##### DATA SUPPLIED #####

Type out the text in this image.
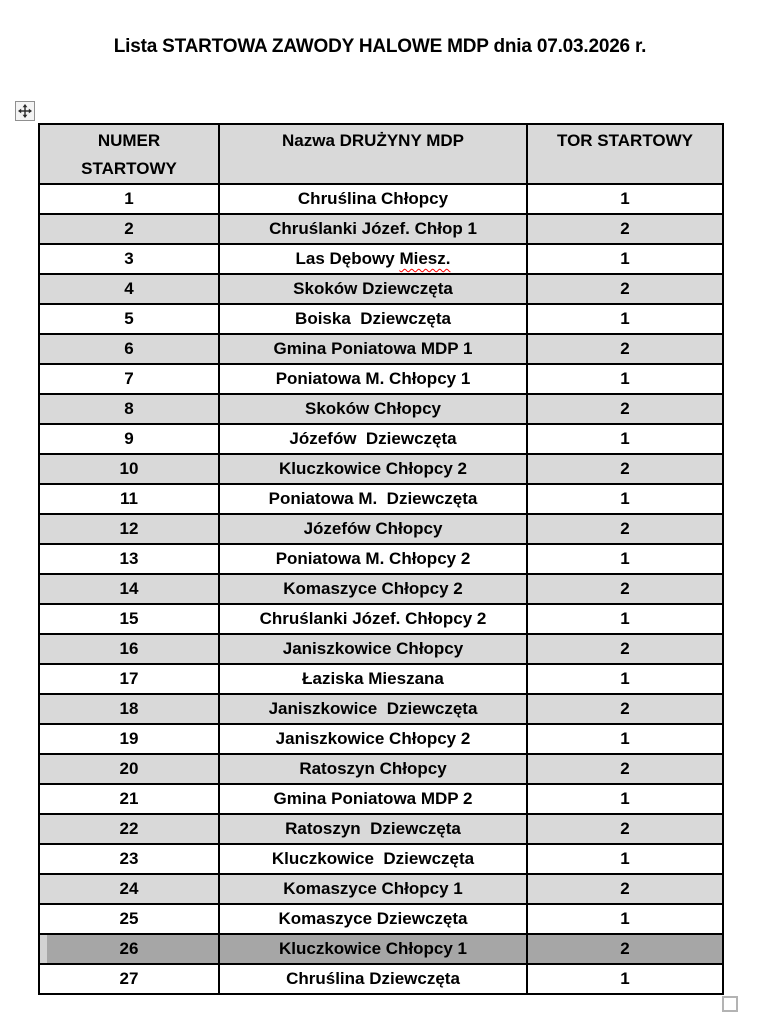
Lista STARTOWA ZAWODY HALOWE MDP dnia 07.03.2026 r.
NUMER STARTOWY	Nazwa DRUŻYNY MDP	TOR STARTOWY
1	Chruślina Chłopcy	1
2	Chruślanki Józef. Chłop 1	2
3	Las Dębowy Miesz.	1
4	Skoków Dziewczęta	2
5	Boiska  Dziewczęta	1
6	Gmina Poniatowa MDP 1	2
7	Poniatowa M. Chłopcy 1	1
8	Skoków Chłopcy	2
9	Józefów  Dziewczęta	1
10	Kluczkowice Chłopcy 2	2
11	Poniatowa M.  Dziewczęta	1
12	Józefów Chłopcy	2
13	Poniatowa M. Chłopcy 2	1
14	Komaszyce Chłopcy 2	2
15	Chruślanki Józef. Chłopcy 2	1
16	Janiszkowice Chłopcy	2
17	Łaziska Mieszana	1
18	Janiszkowice  Dziewczęta	2
19	Janiszkowice Chłopcy 2	1
20	Ratoszyn Chłopcy	2
21	Gmina Poniatowa MDP 2	1
22	Ratoszyn  Dziewczęta	2
23	Kluczkowice  Dziewczęta	1
24	Komaszyce Chłopcy 1	2
25	Komaszyce Dziewczęta	1
26	Kluczkowice Chłopcy 1	2
27	Chruślina Dziewczęta	1
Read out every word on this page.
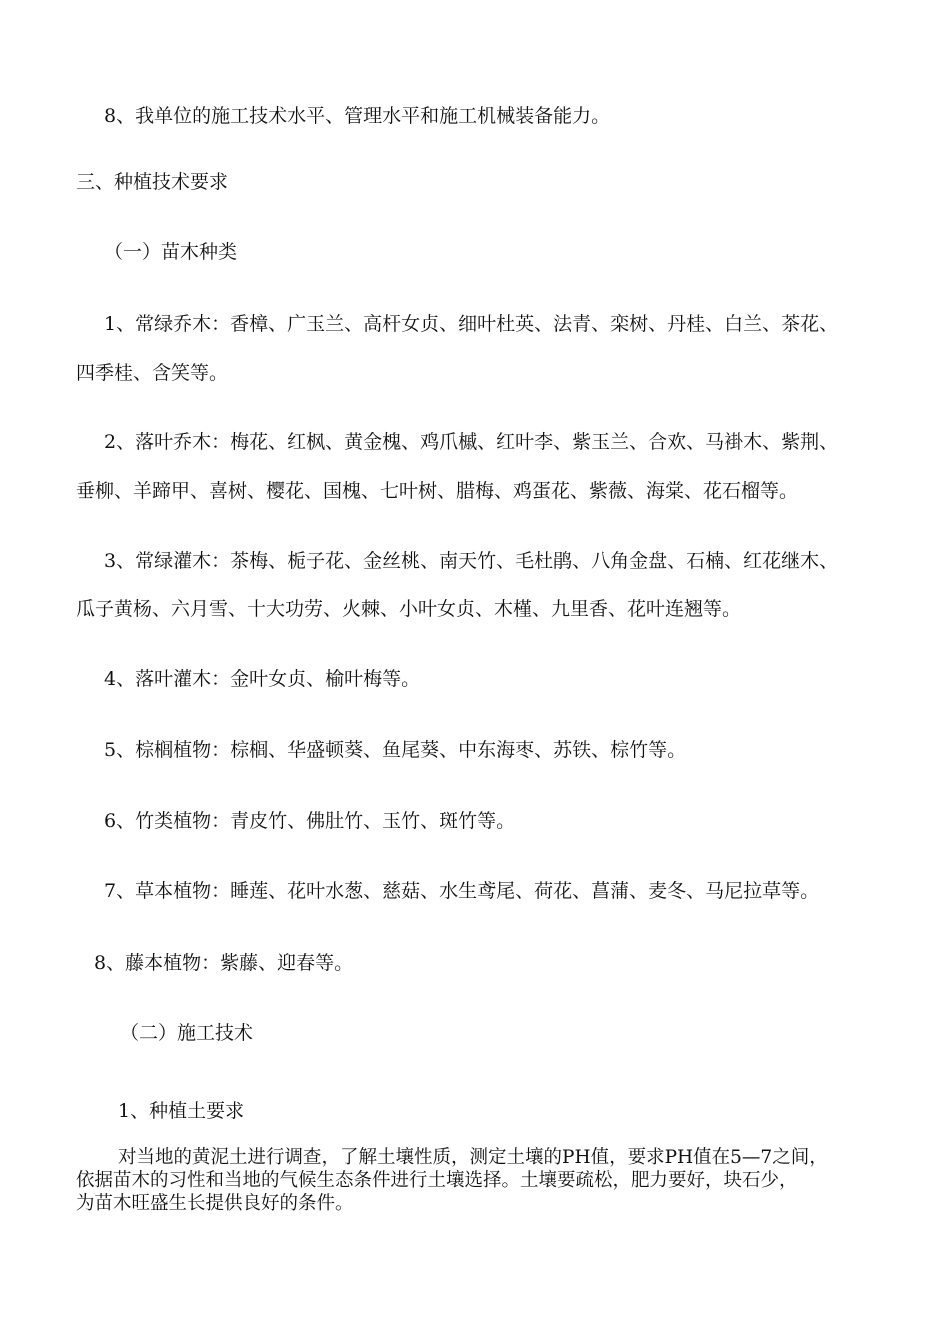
8、我单位的施工技术水平、管理水平和施工机械装备能力。
三、种植技术要求
（一）苗木种类
1、常绿乔木：香樟、广玉兰、高杆女贞、细叶杜英、法青、栾树、丹桂、白兰、茶花、
四季桂、含笑等。
2、落叶乔木：梅花、红枫、黄金槐、鸡爪槭、红叶李、紫玉兰、合欢、马褂木、紫荆、
垂柳、羊蹄甲、喜树、樱花、国槐、七叶树、腊梅、鸡蛋花、紫薇、海棠、花石榴等。
3、常绿灌木：茶梅、栀子花、金丝桃、南天竹、毛杜鹃、八角金盘、石楠、红花继木、
瓜子黄杨、六月雪、十大功劳、火棘、小叶女贞、木槿、九里香、花叶连翘等。
4、落叶灌木：金叶女贞、榆叶梅等。
5、棕榈植物：棕榈、华盛顿葵、鱼尾葵、中东海枣、苏铁、棕竹等。
6、竹类植物：青皮竹、佛肚竹、玉竹、斑竹等。
7、草本植物：睡莲、花叶水葱、慈菇、水生鸢尾、荷花、菖蒲、麦冬、马尼拉草等。
8、藤本植物：紫藤、迎春等。
（二）施工技术
1、种植土要求
对当地的黄泥土进行调查，了解土壤性质，测定土壤的PH值，要求PH值在5—7之间，
依据苗木的习性和当地的气候生态条件进行土壤选择。土壤要疏松，肥力要好，块石少，
为苗木旺盛生长提供良好的条件。
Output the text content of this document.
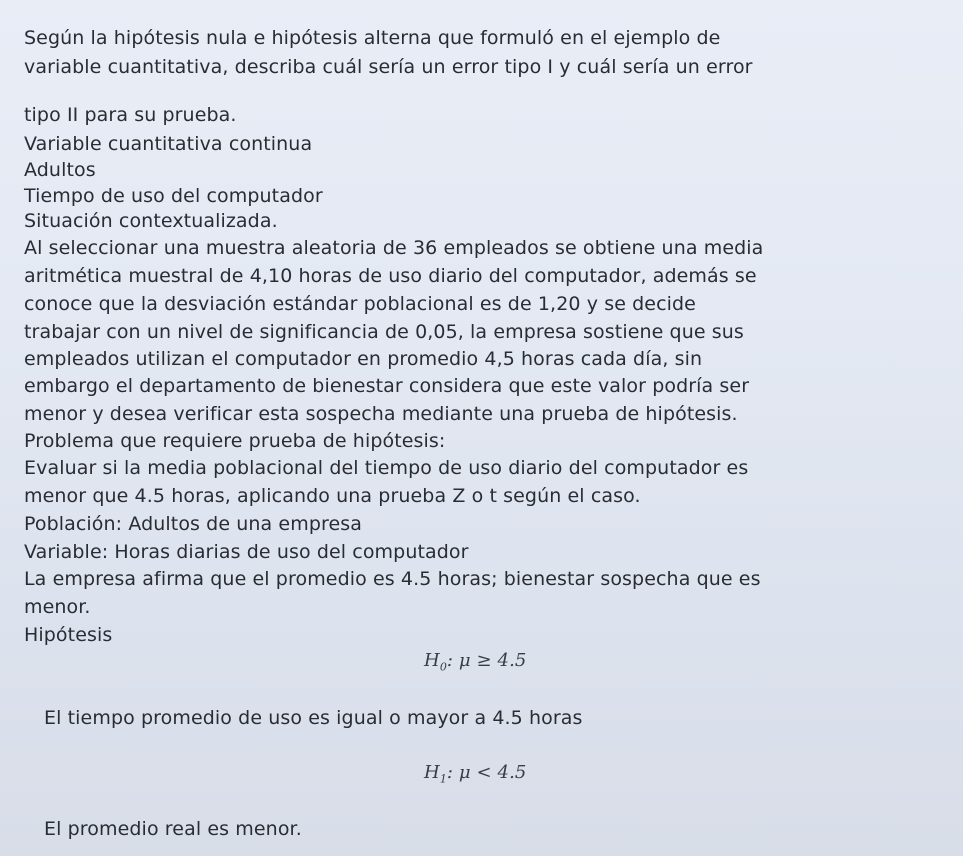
Según la hipótesis nula e hipótesis alterna que formuló en el ejemplo de
variable cuantitativa, describa cuál sería un error tipo I y cuál sería un error
tipo II para su prueba.
Variable cuantitativa continua
Adultos
Tiempo de uso del computador
Situación contextualizada.
Al seleccionar una muestra aleatoria de 36 empleados se obtiene una media
aritmética muestral de 4,10 horas de uso diario del computador, además se
conoce que la desviación estándar poblacional es de 1,20 y se decide
trabajar con un nivel de significancia de 0,05, la empresa sostiene que sus
empleados utilizan el computador en promedio 4,5 horas cada día, sin
embargo el departamento de bienestar considera que este valor podría ser
menor y desea verificar esta sospecha mediante una prueba de hipótesis.
Problema que requiere prueba de hipótesis:
Evaluar si la media poblacional del tiempo de uso diario del computador es
menor que 4.5 horas, aplicando una prueba Z o t según el caso.
Población: Adultos de una empresa
Variable: Horas diarias de uso del computador
La empresa afirma que el promedio es 4.5 horas; bienestar sospecha que es
menor.
Hipótesis
$H_0$: μ ≥ 4.5
El tiempo promedio de uso es igual o mayor a 4.5 horas
$H_1$: μ < 4.5
El promedio real es menor.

#####

Your task is to transcribe all of the records precisely, with no images included.

- **FINISHED EXERCISE**
Type out the text in this image.
Lista STARTOWA ZAWODY HALOWE MDP dnia 07.03.2026 r.
NUMER STARTOWY	Nazwa DRUŻYNY MDP	TOR STARTOWY
1	Chruślina Chłopcy	1
2	Chruślanki Józef. Chłop 1	2
3	Las Dębowy Miesz.	1
4	Skoków Dziewczęta	2
5	Boiska  Dziewczęta	1
6	Gmina Poniatowa MDP 1	2
7	Poniatowa M. Chłopcy 1	1
8	Skoków Chłopcy	2
9	Józefów  Dziewczęta	1
10	Kluczkowice Chłopcy 2	2
11	Poniatowa M.  Dziewczęta	1
12	Józefów Chłopcy	2
13	Poniatowa M. Chłopcy 2	1
14	Komaszyce Chłopcy 2	2
15	Chruślanki Józef. Chłopcy 2	1
16	Janiszkowice Chłopcy	2
17	Łaziska Mieszana	1
18	Janiszkowice  Dziewczęta	2
19	Janiszkowice Chłopcy 2	1
20	Ratoszyn Chłopcy	2
21	Gmina Poniatowa MDP 2	1
22	Ratoszyn  Dziewczęta	2
23	Kluczkowice  Dziewczęta	1
24	Komaszyce Chłopcy 1	2
25	Komaszyce Dziewczęta	1
26	Kluczkowice Chłopcy 1	2
27	Chruślina Dziewczęta	1
Read out every word on this page.
8、我单位的施工技术水平、管理水平和施工机械装备能力。
三、种植技术要求
（一）苗木种类
1、常绿乔木：香樟、广玉兰、高杆女贞、细叶杜英、法青、栾树、丹桂、白兰、茶花、
四季桂、含笑等。
2、落叶乔木：梅花、红枫、黄金槐、鸡爪槭、红叶李、紫玉兰、合欢、马褂木、紫荆、
垂柳、羊蹄甲、喜树、樱花、国槐、七叶树、腊梅、鸡蛋花、紫薇、海棠、花石榴等。
3、常绿灌木：茶梅、栀子花、金丝桃、南天竹、毛杜鹃、八角金盘、石楠、红花继木、
瓜子黄杨、六月雪、十大功劳、火棘、小叶女贞、木槿、九里香、花叶连翘等。
4、落叶灌木：金叶女贞、榆叶梅等。
5、棕榈植物：棕榈、华盛顿葵、鱼尾葵、中东海枣、苏铁、棕竹等。
6、竹类植物：青皮竹、佛肚竹、玉竹、斑竹等。
7、草本植物：睡莲、花叶水葱、慈菇、水生鸢尾、荷花、菖蒲、麦冬、马尼拉草等。
8、藤本植物：紫藤、迎春等。
（二）施工技术
1、种植土要求
对当地的黄泥土进行调查，了解土壤性质，测定土壤的PH值，要求PH值在5—7之间，
依据苗木的习性和当地的气候生态条件进行土壤选择。土壤要疏松，肥力要好，块石少，
为苗木旺盛生长提供良好的条件。
Output the text content of this document.
Según la hipótesis nula e hipótesis alterna que formuló en el ejemplo de
variable cuantitativa, describa cuál sería un error tipo I y cuál sería un error
tipo II para su prueba.
Variable cuantitativa continua
Adultos
Tiempo de uso del computador
Situación contextualizada.
Al seleccionar una muestra aleatoria de 36 empleados se obtiene una media
aritmética muestral de 4,10 horas de uso diario del computador, además se
conoce que la desviación estándar poblacional es de 1,20 y se decide
trabajar con un nivel de significancia de 0,05, la empresa sostiene que sus
empleados utilizan el computador en promedio 4,5 horas cada día, sin
embargo el departamento de bienestar considera que este valor podría ser
menor y desea verificar esta sospecha mediante una prueba de hipótesis.
Problema que requiere prueba de hipótesis:
Evaluar si la media poblacional del tiempo de uso diario del computador es
menor que 4.5 horas, aplicando una prueba Z o t según el caso.
Población: Adultos de una empresa
Variable: Horas diarias de uso del computador
La empresa afirma que el promedio es 4.5 horas; bienestar sospecha que es
menor.
Hipótesis
$H_0$: μ ≥ 4.5
El tiempo promedio de uso es igual o mayor a 4.5 horas
$H_1$: μ < 4.5
El promedio real es menor.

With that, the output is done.